参考本文:
▼

日本女子ソフトボールリーグ開幕まで約3週間。今季も1部リーグ戦う伊予銀行VERTZは着々と準備を進めている。昨季は5勝17敗の11位で入れ替え戦に回った。今季は下位からの脱却を図り、勝率5割を目指す。

 

 

 伊予銀行は3月に松山で行われたマドンナカップ、岡山で開催された岡山オープンの2つのオープン戦に出場。マドンナカップは4勝2敗、岡山オープンでは4試合負けなしだった。昨季リーグ2位の太陽誘電ソルフィーユ、同3位の日立サンディーバには敗れたものの、トータルでは大きく勝ち越した。良いスタートを切れたと言っていいだろう。

 

「新人を含めて、いろいろと試せたので良かった。3月のオープン戦は結果じゃなくて、チームとしても個人としても課題が出ればいいなと考えていました。常に変化していく状況の中でどれだけ対応できるのかが大事です。試合を重ねていって、経験値が上がれば、そのときどうすればいいのかがわかってくると思います。すぐに身に付くものではないですが、そういう意識は持てていたのかなと感じました」

 就任3シーズン目を迎える秋元理紗監督は振り返った。

 

 今季は昨季の勝ち頭であるエースの木村久美、キャプテンの山﨑あずさ、新人の土居文香がチームを離れた。投打の柱を失い、戦力ダウンは否めない。

「大きく変わるわけではない。1人に頼るわけではなく、“みんなで協力してやっていこう”という意識でやってきていたので、その想いは去年より強いのかなとは思います」

 

 昨季も前半戦は、あえて木村をリリーフに回し、若手投手陣を積極的に起用した。防御率も前年の4.22から3.29と改善されたことから、その策は上手くいったと言えよう。更なる上積みには、木村に代わる新戦力の活躍が不可欠だ。ピッチングスタッフには日立から移籍してきた山口清楓、園田学園女子大から入った原田悠が新たに加わった。指揮官は山口には「軸となるピッチャー」と、原田には「新人ですが、試合にもバンバン出していくと思います」と大きな期待を寄せている。

 

 木村が背負っていた「18」を継ぐ原田に対して、投手出身である秋元監督は「どの球種もボールのキレが良いですね。スピードガンの数字よりも速く見えます」と太鼓判を押す。球種も多彩な技巧派右腕だ。そのほか4人の新入団選手もオープン戦で起用し、十分戦力になると見られている。

 

 センターのレギュラーだった山﨑が抜け、主にライトを守っていた片岡あいがケガで出遅れるなど外野手のレギュラー争いは熾烈になった。2年目のスラッガー・樋口菜美は主に打撃専門のDP(指名選手)、代打での起用だったが、今季は守備に就かせる方針だ。彼女が外野で使える目途が立てば、オーダーを組む上で打線の厚みが増す。昨季、チーム打率は1割7分3厘、総得点は39に終わった。攻撃力アップのためにもバッティングが売りの樋口をスタメンに固定できるのは大きい。

▲

項目一覧:
▼

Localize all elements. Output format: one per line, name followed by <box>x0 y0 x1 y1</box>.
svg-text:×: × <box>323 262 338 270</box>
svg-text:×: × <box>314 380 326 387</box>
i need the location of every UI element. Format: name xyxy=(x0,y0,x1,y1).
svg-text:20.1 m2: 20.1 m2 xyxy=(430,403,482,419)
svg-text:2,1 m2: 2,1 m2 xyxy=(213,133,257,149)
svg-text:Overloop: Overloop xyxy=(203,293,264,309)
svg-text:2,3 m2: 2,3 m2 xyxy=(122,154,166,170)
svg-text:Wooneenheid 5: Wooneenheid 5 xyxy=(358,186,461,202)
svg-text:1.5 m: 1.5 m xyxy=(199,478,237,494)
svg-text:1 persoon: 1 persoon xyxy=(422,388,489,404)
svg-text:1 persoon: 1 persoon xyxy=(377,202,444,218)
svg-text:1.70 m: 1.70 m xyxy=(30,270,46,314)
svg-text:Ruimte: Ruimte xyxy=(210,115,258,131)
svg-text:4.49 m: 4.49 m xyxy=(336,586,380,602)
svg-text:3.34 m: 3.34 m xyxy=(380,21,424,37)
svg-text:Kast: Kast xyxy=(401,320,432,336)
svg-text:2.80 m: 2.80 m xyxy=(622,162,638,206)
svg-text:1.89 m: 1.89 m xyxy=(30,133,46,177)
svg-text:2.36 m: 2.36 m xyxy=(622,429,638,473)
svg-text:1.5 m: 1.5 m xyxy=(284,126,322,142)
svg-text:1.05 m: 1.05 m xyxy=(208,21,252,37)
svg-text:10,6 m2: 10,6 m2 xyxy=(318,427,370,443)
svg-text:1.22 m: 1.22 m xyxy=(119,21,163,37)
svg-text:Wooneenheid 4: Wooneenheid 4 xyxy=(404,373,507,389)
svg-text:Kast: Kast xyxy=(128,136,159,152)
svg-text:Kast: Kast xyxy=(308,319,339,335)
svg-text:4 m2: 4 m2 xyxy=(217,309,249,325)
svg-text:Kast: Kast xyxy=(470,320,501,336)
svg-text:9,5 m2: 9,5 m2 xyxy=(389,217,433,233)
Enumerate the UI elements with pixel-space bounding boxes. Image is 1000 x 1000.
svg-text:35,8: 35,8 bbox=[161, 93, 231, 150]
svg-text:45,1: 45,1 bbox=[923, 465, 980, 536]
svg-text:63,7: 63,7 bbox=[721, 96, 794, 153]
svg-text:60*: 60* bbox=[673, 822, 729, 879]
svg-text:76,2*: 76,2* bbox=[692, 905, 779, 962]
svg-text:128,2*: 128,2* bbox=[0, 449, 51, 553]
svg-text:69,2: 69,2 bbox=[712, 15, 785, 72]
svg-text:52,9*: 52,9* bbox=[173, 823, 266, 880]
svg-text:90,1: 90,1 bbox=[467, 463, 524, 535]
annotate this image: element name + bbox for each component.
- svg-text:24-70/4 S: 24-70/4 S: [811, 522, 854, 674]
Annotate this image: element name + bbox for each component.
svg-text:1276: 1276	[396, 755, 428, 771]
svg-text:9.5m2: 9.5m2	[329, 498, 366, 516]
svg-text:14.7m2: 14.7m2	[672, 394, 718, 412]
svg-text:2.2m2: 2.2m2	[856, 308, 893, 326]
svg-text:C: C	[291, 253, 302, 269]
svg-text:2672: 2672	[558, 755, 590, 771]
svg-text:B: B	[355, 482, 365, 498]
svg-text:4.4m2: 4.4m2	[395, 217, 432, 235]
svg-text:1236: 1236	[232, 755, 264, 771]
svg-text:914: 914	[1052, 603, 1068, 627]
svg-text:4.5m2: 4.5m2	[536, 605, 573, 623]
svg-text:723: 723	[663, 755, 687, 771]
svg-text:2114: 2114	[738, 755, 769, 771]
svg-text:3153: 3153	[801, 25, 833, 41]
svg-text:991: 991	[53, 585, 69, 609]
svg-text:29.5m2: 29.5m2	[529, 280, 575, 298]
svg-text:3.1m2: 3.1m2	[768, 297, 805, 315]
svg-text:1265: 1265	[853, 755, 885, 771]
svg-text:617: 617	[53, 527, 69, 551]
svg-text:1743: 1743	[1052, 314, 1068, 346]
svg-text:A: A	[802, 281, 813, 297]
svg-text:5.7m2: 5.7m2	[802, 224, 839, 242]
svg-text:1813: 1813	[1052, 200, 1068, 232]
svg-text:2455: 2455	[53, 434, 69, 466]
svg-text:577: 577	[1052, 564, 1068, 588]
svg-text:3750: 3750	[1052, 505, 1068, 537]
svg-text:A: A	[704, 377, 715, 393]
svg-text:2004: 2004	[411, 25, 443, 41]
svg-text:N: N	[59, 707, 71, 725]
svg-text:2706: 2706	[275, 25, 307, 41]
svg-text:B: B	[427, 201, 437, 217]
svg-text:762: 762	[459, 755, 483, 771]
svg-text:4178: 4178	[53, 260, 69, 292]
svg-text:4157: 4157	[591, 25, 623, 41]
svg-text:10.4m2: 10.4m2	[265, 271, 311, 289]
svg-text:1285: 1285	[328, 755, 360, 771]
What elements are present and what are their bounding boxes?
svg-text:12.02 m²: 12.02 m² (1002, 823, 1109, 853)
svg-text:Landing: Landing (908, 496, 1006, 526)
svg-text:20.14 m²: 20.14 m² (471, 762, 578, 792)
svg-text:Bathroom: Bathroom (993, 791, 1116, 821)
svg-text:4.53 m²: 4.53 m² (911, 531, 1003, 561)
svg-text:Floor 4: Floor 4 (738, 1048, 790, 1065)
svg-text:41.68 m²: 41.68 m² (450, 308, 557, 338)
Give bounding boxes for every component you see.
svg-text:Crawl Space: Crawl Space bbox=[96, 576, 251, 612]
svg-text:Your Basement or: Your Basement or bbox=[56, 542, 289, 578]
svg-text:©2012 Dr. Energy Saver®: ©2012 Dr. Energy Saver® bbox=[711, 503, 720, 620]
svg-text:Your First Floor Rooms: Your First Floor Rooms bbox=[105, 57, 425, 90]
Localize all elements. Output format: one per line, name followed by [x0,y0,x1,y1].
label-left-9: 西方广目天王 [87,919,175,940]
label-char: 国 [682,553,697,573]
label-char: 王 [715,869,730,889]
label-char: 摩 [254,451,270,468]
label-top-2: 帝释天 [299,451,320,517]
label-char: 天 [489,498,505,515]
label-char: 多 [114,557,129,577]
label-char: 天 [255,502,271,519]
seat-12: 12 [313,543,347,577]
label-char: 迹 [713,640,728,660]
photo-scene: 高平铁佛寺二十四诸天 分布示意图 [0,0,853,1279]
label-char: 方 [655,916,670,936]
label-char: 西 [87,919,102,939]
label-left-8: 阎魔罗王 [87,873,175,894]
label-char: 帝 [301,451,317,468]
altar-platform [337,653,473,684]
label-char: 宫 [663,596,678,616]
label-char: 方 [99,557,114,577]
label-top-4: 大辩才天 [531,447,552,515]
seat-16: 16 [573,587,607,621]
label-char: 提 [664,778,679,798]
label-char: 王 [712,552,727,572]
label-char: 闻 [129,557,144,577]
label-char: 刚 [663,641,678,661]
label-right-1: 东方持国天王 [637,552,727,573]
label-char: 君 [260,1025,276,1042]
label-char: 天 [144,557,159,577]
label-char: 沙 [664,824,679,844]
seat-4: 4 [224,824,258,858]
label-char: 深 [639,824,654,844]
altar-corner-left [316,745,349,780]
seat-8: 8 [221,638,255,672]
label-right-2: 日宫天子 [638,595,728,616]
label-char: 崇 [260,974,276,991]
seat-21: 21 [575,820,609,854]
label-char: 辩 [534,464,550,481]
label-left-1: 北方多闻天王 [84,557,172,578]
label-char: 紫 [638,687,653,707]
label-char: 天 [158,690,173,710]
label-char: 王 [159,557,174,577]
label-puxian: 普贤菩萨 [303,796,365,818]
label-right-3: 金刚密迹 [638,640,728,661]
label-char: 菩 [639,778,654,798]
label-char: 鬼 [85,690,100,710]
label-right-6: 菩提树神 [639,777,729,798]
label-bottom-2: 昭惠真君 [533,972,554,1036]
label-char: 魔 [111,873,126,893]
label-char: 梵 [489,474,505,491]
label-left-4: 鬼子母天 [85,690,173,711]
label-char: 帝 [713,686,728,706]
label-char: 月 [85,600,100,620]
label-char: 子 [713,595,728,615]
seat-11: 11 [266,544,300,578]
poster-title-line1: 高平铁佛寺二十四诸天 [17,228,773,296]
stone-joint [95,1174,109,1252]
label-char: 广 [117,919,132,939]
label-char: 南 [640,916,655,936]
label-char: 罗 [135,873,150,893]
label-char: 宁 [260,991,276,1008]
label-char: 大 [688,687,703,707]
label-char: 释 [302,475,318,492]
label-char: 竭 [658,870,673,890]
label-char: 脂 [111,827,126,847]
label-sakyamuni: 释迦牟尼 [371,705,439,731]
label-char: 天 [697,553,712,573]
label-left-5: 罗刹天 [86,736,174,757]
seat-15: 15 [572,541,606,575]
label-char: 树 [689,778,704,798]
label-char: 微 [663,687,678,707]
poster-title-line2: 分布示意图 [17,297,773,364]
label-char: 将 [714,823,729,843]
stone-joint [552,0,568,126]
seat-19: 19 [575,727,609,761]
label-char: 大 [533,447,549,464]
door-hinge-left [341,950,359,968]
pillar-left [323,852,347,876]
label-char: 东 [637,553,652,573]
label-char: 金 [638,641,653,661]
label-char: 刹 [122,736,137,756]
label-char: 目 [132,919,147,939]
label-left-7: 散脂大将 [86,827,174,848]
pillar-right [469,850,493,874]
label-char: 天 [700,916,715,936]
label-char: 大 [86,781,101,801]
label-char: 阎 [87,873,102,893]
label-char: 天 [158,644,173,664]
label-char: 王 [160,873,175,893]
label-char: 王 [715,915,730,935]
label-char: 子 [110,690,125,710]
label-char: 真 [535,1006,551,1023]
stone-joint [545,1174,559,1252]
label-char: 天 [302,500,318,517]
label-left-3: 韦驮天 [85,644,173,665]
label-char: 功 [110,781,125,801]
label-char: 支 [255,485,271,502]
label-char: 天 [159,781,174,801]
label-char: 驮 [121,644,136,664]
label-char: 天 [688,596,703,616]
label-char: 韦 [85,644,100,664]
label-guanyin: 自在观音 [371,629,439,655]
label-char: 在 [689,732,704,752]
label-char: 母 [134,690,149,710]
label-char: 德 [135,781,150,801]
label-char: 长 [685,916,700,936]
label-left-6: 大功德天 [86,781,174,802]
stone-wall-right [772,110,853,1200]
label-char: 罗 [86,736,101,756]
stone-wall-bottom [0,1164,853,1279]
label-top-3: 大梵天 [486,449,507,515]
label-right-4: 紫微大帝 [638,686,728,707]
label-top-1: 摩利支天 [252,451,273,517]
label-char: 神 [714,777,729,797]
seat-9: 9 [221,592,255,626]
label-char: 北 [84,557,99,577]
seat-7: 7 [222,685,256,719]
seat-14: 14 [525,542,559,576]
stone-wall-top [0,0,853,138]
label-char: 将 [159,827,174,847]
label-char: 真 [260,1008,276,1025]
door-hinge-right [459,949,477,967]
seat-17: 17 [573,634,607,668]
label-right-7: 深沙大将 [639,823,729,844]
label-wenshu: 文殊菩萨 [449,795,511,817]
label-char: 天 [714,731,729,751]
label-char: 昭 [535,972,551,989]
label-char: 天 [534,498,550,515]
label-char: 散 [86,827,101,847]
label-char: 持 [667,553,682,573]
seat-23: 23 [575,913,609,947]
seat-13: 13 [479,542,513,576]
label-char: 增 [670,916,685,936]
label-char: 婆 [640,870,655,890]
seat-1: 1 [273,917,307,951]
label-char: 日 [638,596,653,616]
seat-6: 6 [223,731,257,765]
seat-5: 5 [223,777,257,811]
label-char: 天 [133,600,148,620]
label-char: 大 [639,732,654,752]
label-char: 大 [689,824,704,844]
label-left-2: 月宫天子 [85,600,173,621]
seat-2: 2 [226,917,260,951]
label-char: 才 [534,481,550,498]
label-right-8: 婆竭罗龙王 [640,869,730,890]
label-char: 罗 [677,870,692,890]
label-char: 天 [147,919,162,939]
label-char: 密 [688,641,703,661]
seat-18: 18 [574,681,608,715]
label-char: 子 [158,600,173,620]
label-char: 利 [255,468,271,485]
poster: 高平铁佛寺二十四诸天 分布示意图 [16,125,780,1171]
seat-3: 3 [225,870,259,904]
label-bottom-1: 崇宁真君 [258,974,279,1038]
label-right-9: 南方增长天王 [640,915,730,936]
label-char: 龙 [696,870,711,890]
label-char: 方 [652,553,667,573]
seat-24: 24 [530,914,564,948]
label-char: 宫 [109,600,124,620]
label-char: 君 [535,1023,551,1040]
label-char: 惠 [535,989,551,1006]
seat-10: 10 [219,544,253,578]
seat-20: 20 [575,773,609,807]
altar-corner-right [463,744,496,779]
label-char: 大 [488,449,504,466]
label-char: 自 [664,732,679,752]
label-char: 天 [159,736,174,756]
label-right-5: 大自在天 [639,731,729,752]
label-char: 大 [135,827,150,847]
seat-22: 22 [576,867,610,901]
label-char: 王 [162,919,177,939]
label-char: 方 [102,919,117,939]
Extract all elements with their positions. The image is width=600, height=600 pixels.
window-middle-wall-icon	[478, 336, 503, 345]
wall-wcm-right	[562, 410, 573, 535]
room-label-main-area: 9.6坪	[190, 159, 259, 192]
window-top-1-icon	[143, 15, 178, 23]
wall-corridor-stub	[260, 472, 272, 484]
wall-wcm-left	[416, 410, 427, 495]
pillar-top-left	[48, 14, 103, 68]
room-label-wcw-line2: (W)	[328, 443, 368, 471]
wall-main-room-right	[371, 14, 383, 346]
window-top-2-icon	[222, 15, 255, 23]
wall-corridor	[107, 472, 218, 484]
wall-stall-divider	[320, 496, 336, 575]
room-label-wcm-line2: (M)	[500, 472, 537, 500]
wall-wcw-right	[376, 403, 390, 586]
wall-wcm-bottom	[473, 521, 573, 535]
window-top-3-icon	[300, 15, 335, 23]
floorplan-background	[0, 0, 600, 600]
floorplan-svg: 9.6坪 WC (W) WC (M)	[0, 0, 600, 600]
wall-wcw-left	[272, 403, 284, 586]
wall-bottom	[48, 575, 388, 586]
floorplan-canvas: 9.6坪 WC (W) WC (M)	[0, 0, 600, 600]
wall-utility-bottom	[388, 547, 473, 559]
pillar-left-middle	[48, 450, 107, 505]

▲

依頼:
参考本文によると、伊予銀行VERTZの昨季の成績は何勝何敗で何位でしたか。

解答:
5勝17敗の11位でした。